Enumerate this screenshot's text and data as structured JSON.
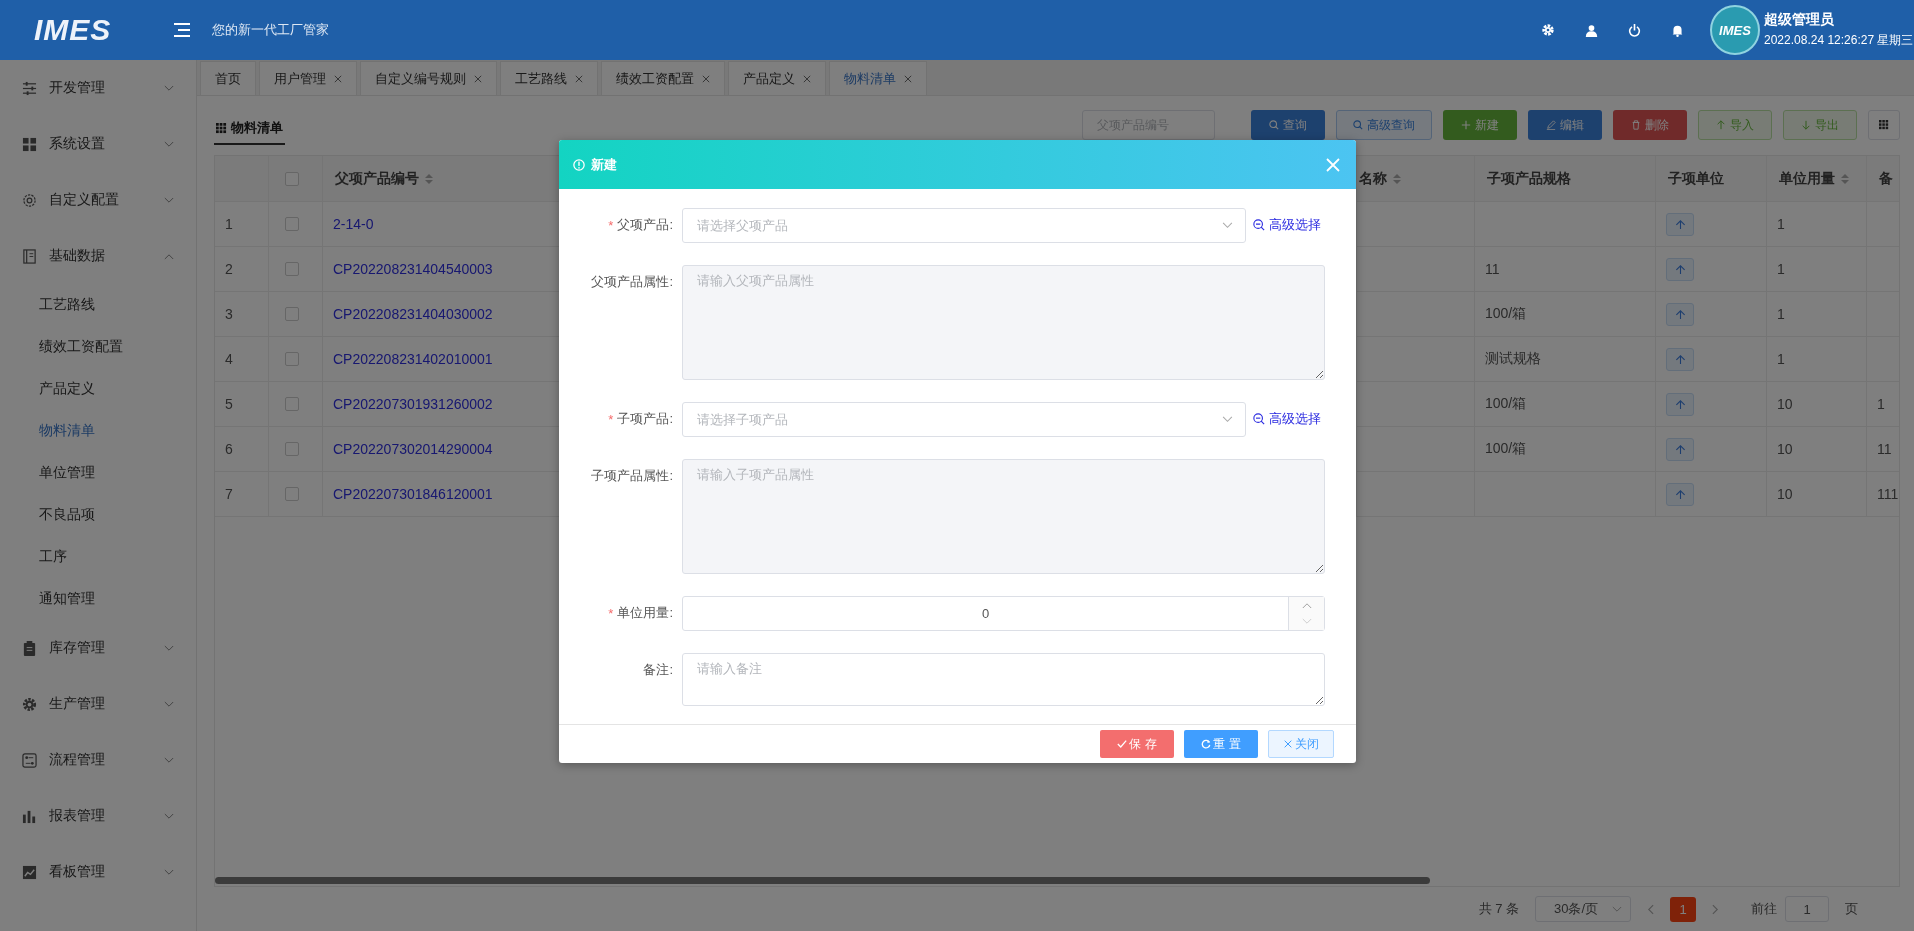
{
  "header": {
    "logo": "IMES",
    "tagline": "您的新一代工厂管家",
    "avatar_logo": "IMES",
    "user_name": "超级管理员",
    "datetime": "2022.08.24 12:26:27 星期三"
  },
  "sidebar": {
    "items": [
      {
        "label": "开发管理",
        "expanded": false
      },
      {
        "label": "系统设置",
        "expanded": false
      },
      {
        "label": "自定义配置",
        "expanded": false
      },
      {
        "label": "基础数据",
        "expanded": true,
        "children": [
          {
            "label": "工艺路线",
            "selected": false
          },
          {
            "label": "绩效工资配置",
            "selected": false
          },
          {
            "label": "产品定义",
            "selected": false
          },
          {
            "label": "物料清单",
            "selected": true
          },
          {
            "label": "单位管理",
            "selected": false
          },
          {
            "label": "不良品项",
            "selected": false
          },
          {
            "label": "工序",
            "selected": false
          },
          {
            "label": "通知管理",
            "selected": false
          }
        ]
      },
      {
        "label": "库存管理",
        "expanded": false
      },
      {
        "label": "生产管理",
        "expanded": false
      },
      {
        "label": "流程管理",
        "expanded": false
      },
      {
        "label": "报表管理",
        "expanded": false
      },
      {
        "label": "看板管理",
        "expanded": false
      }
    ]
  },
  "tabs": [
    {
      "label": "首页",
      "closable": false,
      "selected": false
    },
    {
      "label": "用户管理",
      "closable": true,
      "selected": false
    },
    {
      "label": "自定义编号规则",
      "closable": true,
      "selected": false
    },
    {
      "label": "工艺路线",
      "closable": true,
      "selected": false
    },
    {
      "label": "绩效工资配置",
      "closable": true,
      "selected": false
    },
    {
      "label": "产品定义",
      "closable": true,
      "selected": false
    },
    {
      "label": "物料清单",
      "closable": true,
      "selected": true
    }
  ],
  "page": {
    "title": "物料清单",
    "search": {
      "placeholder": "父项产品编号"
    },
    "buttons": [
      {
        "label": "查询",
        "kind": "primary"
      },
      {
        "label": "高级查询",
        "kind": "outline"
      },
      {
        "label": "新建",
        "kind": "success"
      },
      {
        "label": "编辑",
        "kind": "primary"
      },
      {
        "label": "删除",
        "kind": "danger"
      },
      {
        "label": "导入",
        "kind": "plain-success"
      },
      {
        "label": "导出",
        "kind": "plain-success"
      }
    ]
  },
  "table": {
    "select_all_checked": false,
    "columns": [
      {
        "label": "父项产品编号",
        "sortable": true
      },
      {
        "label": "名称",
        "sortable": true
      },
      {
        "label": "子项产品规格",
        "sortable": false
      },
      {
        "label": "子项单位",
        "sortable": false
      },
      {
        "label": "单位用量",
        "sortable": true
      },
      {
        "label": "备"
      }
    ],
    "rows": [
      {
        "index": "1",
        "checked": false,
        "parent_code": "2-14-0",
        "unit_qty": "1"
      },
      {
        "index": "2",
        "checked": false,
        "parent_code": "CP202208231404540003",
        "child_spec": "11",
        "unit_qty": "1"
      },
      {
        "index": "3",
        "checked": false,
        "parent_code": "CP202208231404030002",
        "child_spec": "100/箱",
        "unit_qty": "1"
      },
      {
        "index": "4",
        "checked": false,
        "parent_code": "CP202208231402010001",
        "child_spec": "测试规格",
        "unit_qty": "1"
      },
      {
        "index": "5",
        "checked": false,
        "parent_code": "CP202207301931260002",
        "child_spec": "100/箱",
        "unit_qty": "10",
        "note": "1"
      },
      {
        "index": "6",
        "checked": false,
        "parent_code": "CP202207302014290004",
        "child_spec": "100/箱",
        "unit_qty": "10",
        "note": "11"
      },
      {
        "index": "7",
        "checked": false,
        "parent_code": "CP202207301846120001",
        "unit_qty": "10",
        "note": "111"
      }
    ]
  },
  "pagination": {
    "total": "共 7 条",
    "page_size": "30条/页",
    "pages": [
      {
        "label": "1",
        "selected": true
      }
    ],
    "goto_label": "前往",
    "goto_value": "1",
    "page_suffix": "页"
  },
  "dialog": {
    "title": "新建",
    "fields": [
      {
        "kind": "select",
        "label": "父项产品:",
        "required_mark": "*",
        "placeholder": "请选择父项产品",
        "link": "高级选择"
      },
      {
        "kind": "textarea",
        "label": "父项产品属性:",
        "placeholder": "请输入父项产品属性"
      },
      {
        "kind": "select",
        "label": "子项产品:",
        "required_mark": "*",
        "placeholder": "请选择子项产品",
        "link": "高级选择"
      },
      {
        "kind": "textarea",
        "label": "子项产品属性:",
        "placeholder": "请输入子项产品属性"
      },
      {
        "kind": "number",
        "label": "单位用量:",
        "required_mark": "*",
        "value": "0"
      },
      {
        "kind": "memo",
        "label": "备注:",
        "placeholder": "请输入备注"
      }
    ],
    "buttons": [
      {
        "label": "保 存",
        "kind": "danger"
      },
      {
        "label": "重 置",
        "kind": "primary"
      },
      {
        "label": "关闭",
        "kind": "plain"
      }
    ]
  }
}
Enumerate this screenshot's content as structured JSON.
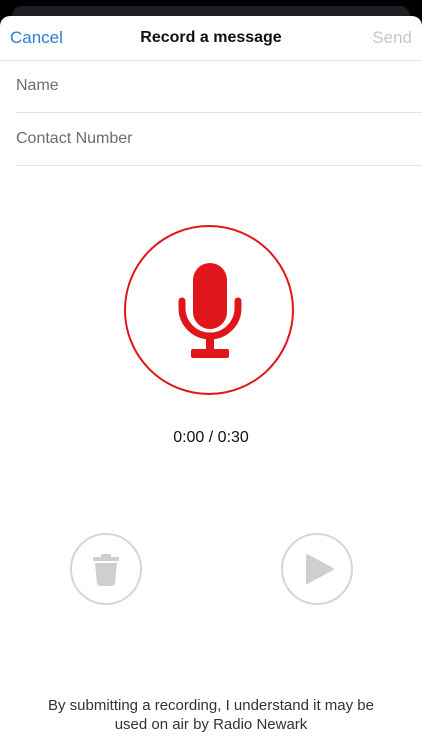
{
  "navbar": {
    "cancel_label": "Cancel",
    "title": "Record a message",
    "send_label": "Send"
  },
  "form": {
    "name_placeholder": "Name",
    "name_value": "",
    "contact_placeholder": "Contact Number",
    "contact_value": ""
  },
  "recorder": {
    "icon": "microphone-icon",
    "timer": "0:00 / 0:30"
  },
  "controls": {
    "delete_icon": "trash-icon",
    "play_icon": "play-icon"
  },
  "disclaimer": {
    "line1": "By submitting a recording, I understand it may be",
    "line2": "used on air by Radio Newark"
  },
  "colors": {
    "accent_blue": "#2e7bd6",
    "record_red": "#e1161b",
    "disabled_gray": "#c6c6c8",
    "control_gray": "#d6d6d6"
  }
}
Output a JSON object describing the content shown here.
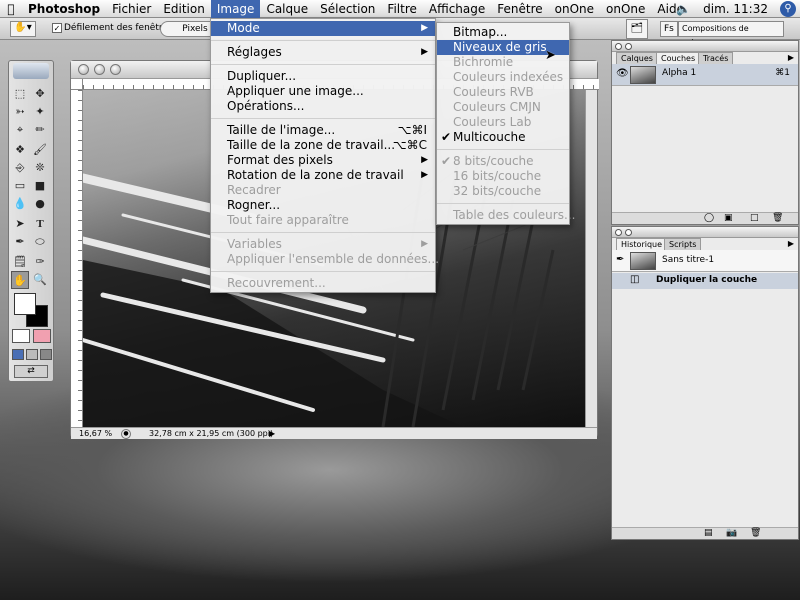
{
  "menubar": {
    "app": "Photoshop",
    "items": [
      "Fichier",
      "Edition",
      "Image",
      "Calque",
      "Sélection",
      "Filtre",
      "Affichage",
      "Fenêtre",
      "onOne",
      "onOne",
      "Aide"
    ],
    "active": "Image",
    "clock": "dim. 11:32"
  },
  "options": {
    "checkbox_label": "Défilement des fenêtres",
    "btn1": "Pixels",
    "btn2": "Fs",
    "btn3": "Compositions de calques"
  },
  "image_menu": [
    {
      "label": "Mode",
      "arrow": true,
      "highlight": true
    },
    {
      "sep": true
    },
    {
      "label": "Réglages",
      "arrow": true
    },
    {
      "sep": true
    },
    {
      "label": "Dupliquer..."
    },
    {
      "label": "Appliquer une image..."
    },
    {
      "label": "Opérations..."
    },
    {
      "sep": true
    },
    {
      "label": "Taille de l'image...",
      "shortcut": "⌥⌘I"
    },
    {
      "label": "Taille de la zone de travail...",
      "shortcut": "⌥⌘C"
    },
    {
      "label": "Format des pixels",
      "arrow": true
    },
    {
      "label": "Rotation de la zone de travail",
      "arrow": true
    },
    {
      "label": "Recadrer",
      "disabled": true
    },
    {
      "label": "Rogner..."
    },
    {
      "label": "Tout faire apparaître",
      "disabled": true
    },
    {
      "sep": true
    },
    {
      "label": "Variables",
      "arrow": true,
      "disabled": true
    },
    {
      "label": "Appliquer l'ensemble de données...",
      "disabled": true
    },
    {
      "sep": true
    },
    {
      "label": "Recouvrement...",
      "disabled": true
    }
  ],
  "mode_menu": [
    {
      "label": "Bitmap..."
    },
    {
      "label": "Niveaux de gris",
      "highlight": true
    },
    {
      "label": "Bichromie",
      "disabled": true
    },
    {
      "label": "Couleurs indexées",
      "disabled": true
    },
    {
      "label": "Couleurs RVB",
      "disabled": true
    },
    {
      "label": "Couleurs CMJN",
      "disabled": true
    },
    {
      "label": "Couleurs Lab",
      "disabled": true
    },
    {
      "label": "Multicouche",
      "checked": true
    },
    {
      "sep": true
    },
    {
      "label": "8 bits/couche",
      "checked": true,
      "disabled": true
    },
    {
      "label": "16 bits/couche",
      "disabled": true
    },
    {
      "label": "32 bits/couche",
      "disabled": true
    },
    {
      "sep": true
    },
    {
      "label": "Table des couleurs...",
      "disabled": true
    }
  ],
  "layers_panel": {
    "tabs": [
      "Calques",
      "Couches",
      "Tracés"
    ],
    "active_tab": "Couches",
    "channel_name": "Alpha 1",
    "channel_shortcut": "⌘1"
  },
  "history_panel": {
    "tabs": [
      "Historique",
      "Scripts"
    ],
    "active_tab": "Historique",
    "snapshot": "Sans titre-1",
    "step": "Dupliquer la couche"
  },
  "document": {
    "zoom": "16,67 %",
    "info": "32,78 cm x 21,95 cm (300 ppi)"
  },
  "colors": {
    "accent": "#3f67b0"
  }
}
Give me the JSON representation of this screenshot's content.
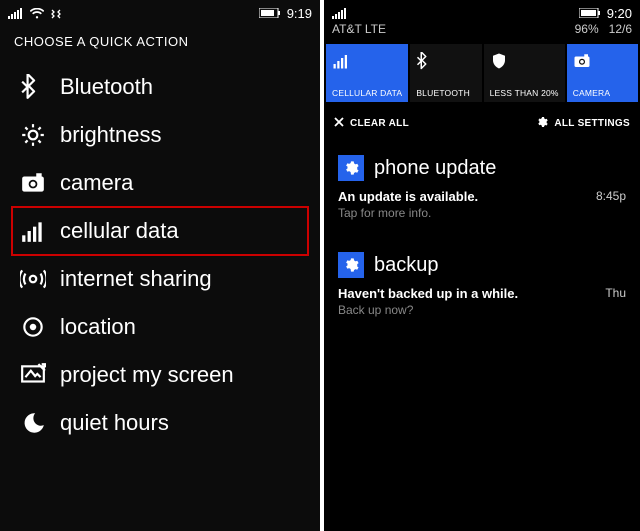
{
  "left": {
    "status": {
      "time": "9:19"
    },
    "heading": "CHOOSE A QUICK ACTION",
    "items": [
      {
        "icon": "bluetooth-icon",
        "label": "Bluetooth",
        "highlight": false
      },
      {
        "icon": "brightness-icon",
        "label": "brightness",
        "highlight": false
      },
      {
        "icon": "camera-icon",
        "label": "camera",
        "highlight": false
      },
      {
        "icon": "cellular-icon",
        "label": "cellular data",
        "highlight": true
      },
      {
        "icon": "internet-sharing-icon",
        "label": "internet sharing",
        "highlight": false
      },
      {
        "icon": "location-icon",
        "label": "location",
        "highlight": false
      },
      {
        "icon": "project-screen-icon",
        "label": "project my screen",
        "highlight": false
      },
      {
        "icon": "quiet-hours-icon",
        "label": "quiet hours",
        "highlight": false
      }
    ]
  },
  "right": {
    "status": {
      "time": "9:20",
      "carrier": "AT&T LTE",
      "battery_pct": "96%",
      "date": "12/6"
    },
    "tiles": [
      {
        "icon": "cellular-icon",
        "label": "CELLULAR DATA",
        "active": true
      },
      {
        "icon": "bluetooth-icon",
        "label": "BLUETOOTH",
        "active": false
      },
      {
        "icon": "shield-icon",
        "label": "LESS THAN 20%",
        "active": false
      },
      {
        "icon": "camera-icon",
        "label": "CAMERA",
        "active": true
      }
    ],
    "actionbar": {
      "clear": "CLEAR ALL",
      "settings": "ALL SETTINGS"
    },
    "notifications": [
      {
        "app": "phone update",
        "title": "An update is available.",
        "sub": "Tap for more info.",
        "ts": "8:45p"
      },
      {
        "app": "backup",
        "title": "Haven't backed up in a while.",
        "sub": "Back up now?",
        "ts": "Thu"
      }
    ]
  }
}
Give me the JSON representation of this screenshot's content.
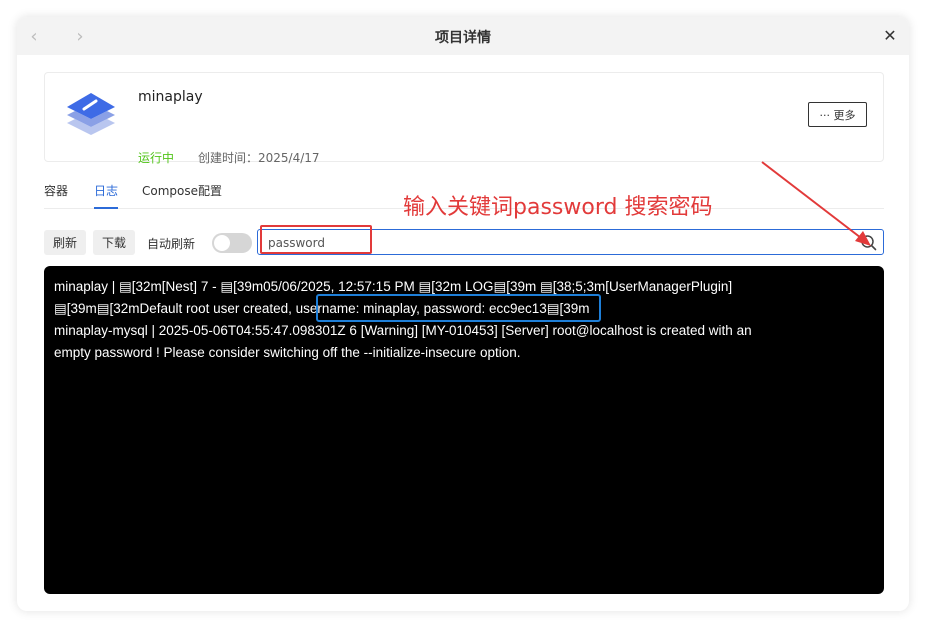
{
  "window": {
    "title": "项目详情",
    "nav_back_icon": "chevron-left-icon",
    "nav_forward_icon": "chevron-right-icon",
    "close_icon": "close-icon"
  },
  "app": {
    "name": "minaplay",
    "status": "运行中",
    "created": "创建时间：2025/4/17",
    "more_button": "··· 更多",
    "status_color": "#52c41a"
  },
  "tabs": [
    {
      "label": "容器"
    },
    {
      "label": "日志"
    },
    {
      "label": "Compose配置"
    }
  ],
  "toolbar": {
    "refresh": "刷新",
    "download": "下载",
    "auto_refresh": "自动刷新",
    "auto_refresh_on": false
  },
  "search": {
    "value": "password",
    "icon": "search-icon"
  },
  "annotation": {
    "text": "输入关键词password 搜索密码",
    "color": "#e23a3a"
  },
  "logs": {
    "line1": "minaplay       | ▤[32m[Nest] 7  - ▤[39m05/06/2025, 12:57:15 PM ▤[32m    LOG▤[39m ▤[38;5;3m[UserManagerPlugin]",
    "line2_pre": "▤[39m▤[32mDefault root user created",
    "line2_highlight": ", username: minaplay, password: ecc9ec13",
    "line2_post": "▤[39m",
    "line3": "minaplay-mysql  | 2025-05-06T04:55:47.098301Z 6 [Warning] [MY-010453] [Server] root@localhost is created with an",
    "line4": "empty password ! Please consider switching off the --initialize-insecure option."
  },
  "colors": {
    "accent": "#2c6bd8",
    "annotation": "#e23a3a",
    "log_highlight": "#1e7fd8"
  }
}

****************

EXERCISE OBJECTIVE:
Find the word "project" in the records and pull out each line that has it.

SOLUTION TO THE PROBLEM:
        "icon": "project-screen-icon",
        "label": "project my screen",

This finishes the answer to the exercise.